* _EXERCISE GOAL_
Copy out all lines with the word "true" in them.

Stored data:
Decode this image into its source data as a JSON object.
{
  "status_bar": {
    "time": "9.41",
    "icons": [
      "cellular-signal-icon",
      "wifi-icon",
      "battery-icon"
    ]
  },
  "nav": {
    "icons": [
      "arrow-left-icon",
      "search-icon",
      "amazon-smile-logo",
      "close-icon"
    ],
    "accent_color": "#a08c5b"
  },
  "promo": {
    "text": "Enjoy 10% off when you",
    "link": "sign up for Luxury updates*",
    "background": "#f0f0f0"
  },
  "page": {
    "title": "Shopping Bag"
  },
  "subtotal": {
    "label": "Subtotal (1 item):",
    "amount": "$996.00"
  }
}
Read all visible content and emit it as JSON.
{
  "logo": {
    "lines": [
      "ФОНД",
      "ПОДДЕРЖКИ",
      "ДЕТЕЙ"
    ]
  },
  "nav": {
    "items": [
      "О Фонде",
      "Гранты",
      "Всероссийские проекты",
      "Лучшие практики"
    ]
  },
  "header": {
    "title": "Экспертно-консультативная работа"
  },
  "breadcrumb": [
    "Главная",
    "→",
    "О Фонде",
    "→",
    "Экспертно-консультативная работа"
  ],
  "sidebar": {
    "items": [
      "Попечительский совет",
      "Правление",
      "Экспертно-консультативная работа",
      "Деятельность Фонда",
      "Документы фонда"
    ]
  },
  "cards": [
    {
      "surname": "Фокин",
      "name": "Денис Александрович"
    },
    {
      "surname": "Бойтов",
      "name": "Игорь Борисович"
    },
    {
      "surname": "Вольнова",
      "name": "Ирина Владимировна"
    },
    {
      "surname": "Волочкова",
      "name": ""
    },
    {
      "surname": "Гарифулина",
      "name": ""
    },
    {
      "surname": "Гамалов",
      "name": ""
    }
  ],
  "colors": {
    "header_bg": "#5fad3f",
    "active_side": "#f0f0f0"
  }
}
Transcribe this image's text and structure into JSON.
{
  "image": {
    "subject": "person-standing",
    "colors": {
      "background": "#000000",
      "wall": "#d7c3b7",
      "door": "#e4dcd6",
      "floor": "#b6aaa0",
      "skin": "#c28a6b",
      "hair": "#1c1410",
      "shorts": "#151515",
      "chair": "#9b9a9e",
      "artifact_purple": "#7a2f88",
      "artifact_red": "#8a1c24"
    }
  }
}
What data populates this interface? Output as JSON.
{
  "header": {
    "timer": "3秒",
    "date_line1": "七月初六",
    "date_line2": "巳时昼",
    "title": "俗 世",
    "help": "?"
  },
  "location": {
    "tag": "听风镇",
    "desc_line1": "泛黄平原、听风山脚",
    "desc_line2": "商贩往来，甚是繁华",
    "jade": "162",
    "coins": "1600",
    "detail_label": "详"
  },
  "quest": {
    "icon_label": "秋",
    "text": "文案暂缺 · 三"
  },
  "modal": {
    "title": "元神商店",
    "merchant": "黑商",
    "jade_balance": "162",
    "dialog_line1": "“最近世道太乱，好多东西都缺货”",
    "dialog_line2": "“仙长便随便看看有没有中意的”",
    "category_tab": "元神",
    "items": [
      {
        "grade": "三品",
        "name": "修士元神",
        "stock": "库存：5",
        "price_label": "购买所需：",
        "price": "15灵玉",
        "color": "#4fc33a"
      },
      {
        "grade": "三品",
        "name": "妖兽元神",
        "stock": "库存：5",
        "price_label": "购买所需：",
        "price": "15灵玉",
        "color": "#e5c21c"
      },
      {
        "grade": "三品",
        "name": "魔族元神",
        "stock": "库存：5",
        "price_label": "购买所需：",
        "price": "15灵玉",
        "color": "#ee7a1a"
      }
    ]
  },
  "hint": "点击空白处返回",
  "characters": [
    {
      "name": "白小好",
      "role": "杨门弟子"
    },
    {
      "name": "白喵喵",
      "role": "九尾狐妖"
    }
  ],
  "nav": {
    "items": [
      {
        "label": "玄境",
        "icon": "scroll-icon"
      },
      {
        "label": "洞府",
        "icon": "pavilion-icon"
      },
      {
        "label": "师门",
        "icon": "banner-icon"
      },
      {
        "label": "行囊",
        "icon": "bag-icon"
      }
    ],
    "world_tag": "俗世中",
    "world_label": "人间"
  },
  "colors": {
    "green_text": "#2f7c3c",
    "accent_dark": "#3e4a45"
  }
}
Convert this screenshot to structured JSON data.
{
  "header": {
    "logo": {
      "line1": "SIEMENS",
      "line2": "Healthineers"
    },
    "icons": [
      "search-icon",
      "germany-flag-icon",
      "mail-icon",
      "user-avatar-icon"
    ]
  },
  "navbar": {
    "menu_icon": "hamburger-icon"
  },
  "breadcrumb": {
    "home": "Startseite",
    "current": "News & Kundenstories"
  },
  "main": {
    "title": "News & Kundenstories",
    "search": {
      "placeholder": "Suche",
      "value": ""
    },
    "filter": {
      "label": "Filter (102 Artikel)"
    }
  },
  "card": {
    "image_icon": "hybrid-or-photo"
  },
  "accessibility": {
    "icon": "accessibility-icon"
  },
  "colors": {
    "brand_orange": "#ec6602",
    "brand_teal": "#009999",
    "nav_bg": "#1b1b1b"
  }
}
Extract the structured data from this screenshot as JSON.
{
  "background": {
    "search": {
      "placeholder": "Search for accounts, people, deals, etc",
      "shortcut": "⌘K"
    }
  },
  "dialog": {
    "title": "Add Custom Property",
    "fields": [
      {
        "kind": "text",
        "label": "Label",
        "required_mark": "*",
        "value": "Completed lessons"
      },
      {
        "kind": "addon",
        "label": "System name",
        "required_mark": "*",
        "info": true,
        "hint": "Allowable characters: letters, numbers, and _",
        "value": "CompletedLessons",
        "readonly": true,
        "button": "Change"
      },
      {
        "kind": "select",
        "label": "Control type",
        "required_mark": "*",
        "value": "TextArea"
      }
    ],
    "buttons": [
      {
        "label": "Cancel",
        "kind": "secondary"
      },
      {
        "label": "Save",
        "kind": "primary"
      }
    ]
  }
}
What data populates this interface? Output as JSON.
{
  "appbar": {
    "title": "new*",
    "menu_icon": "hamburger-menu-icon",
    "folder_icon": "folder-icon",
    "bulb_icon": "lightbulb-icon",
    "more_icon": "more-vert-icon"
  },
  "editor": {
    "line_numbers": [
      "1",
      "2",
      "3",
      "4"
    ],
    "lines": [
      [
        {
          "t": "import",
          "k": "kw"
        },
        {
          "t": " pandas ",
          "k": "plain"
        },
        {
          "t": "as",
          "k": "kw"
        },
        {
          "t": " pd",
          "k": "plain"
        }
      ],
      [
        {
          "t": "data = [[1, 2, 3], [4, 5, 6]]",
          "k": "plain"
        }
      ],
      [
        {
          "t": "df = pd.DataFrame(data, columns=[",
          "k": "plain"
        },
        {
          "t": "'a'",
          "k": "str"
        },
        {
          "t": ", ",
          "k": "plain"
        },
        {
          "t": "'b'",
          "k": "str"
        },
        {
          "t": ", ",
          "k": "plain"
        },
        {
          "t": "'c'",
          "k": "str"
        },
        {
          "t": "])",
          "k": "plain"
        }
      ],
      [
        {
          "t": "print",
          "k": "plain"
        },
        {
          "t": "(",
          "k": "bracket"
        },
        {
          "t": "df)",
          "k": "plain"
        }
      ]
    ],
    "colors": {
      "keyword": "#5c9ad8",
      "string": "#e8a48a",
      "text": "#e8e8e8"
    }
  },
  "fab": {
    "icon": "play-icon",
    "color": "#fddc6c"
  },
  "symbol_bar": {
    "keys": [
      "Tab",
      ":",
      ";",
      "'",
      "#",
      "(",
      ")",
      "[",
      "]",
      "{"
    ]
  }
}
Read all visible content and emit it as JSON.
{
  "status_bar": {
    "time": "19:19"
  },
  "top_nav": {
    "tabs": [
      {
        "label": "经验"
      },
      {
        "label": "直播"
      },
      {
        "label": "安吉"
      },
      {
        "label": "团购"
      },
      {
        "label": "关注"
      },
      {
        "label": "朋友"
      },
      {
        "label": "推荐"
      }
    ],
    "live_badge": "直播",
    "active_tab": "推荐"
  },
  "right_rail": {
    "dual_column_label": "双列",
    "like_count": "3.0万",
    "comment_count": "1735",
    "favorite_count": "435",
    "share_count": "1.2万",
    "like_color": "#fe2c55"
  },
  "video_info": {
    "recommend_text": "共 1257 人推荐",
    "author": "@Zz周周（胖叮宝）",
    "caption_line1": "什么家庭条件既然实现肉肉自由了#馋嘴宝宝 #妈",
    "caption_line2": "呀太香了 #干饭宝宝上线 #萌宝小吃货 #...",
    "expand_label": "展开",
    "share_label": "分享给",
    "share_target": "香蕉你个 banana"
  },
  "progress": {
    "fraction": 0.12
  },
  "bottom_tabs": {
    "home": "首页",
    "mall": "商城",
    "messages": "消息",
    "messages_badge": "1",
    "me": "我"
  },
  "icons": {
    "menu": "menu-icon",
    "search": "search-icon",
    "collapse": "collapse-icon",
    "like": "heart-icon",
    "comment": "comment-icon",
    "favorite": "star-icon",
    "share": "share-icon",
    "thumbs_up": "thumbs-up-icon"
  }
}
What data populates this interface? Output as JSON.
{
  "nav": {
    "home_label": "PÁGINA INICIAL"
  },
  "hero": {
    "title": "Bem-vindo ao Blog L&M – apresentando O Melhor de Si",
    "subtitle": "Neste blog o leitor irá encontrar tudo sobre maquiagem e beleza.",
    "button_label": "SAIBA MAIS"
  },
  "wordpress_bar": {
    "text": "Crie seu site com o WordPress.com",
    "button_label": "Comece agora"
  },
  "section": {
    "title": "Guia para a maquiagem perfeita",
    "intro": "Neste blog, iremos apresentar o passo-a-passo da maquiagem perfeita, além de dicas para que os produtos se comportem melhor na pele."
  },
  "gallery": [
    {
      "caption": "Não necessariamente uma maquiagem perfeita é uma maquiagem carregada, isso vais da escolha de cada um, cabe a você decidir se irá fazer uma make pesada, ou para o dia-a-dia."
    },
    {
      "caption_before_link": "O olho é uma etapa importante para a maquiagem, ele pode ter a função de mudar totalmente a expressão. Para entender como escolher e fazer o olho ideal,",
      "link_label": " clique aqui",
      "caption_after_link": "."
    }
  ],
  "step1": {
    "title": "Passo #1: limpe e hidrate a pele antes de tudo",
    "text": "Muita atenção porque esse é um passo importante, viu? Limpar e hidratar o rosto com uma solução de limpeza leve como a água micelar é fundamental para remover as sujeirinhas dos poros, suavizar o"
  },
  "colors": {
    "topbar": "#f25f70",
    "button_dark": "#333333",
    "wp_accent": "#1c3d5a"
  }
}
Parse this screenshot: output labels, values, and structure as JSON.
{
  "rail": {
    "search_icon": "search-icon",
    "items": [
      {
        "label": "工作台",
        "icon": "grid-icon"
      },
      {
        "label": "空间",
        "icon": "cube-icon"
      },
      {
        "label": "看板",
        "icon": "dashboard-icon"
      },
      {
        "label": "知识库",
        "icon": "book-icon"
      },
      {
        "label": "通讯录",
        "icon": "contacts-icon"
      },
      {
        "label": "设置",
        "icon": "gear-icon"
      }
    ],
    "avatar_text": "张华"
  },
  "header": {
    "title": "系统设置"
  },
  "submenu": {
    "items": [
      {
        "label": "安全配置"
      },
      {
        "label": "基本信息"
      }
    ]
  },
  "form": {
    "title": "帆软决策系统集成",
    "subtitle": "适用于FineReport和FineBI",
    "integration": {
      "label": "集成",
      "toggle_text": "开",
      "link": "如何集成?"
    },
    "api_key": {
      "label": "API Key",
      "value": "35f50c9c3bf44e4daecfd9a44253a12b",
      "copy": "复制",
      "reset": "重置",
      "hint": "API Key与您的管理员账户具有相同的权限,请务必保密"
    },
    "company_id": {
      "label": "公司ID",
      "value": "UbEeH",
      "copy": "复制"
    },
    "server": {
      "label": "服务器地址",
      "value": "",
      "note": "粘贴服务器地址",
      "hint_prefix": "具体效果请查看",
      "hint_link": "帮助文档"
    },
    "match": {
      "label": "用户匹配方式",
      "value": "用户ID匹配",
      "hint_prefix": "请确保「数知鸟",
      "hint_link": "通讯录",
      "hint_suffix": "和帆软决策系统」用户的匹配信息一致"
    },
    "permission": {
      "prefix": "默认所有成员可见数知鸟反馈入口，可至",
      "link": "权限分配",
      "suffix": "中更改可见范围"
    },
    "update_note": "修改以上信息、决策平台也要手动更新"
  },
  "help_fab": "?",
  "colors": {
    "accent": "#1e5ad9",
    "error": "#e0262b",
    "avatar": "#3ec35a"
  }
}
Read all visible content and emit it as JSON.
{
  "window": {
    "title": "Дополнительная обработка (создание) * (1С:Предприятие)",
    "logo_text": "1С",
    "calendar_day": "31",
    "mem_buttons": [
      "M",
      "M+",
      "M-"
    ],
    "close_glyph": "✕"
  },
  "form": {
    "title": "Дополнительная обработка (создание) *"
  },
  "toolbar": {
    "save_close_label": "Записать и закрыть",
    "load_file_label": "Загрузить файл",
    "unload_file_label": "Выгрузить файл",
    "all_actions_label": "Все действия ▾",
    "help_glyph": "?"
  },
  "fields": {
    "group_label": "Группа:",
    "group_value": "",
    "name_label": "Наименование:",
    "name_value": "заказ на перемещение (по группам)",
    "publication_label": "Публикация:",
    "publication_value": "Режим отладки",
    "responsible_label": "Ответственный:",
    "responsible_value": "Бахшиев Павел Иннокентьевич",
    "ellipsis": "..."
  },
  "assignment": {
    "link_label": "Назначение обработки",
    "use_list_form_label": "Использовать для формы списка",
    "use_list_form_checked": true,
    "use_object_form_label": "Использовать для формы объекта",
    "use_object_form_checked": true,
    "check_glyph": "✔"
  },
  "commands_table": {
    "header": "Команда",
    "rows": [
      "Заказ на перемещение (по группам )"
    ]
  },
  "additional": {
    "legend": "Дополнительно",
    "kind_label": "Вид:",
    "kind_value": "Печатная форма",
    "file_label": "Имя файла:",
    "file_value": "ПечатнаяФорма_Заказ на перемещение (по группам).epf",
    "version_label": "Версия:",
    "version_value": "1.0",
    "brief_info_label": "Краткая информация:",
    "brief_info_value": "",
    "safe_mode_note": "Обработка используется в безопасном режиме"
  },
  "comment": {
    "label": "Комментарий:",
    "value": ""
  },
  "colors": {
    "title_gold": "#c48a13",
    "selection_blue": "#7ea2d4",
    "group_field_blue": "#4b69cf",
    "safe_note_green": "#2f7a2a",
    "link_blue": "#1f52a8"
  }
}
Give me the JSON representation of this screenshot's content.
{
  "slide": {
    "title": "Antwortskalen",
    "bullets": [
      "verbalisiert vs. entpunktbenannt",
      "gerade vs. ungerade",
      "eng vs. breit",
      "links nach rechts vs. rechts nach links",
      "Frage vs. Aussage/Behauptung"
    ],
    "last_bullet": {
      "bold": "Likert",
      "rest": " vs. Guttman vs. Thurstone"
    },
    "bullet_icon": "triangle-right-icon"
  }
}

* _OUTPUT OF THE EXERCISE_
        "info": true,
        "readonly": true,
    "use_list_form_checked": true,
    "use_object_form_checked": true,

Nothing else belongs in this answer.